§ **Directions**
Scan the material and copy every line in which "Average" appears.

§ **Information given**
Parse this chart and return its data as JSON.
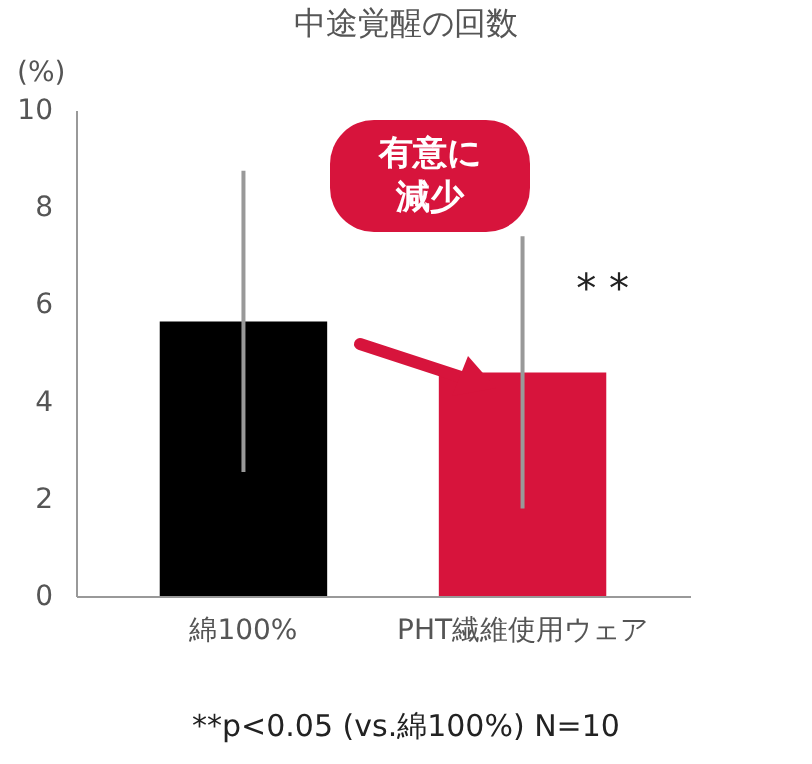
{
  "chart_data": {
    "type": "bar",
    "title": "中途覚醒の回数",
    "ylabel": "(%)",
    "categories": [
      "綿100%",
      "PHT繊維使用ウェア"
    ],
    "values": [
      5.65,
      4.6
    ],
    "colors": [
      "#000000",
      "#d7143c"
    ],
    "errors": [
      3.1,
      2.8
    ],
    "ylim": [
      0,
      10
    ],
    "yticks": [
      0,
      2,
      4,
      6,
      8,
      10
    ],
    "grid": false,
    "legend": false,
    "annotations": [
      {
        "text": "* *",
        "x": "PHT繊維使用ウェア",
        "y": 6.3
      },
      "有意に減少",
      "**p<0.05 (vs.綿100%)  N=10"
    ]
  }
}
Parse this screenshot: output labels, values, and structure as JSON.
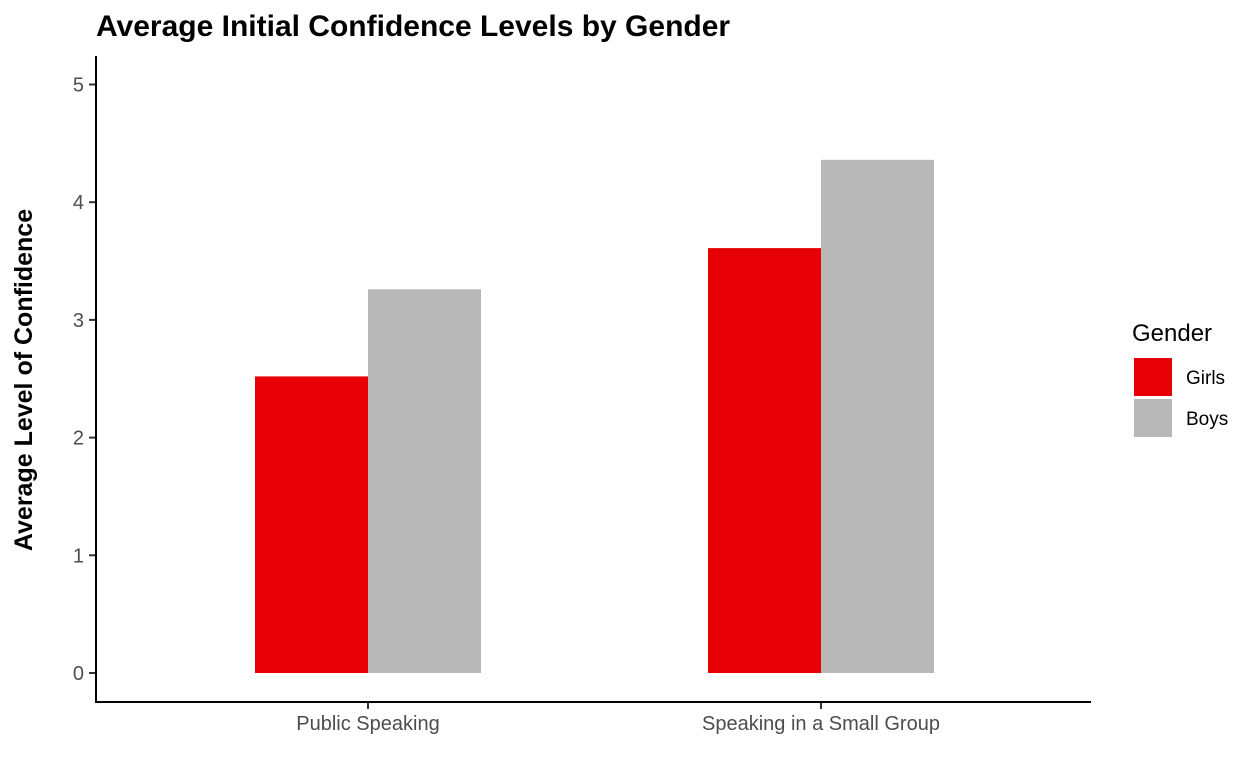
{
  "chart_data": {
    "type": "bar",
    "title": "Average Initial Confidence Levels by Gender",
    "xlabel": "",
    "ylabel": "Average Level of Confidence",
    "categories": [
      "Public Speaking",
      "Speaking in a Small Group"
    ],
    "series": [
      {
        "name": "Girls",
        "values": [
          2.52,
          3.61
        ],
        "color": "#e60005"
      },
      {
        "name": "Boys",
        "values": [
          3.26,
          4.36
        ],
        "color": "#b8b8b8"
      }
    ],
    "ylim": [
      0,
      5.25
    ],
    "yticks": [
      "0",
      "1",
      "2",
      "3",
      "4",
      "5"
    ],
    "legend": {
      "title": "Gender",
      "position": "right"
    },
    "grid": false
  }
}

§ **Response below**
    "title": "Average Initial Confidence Levels by Gender",
    "ylabel": "Average Level of Confidence",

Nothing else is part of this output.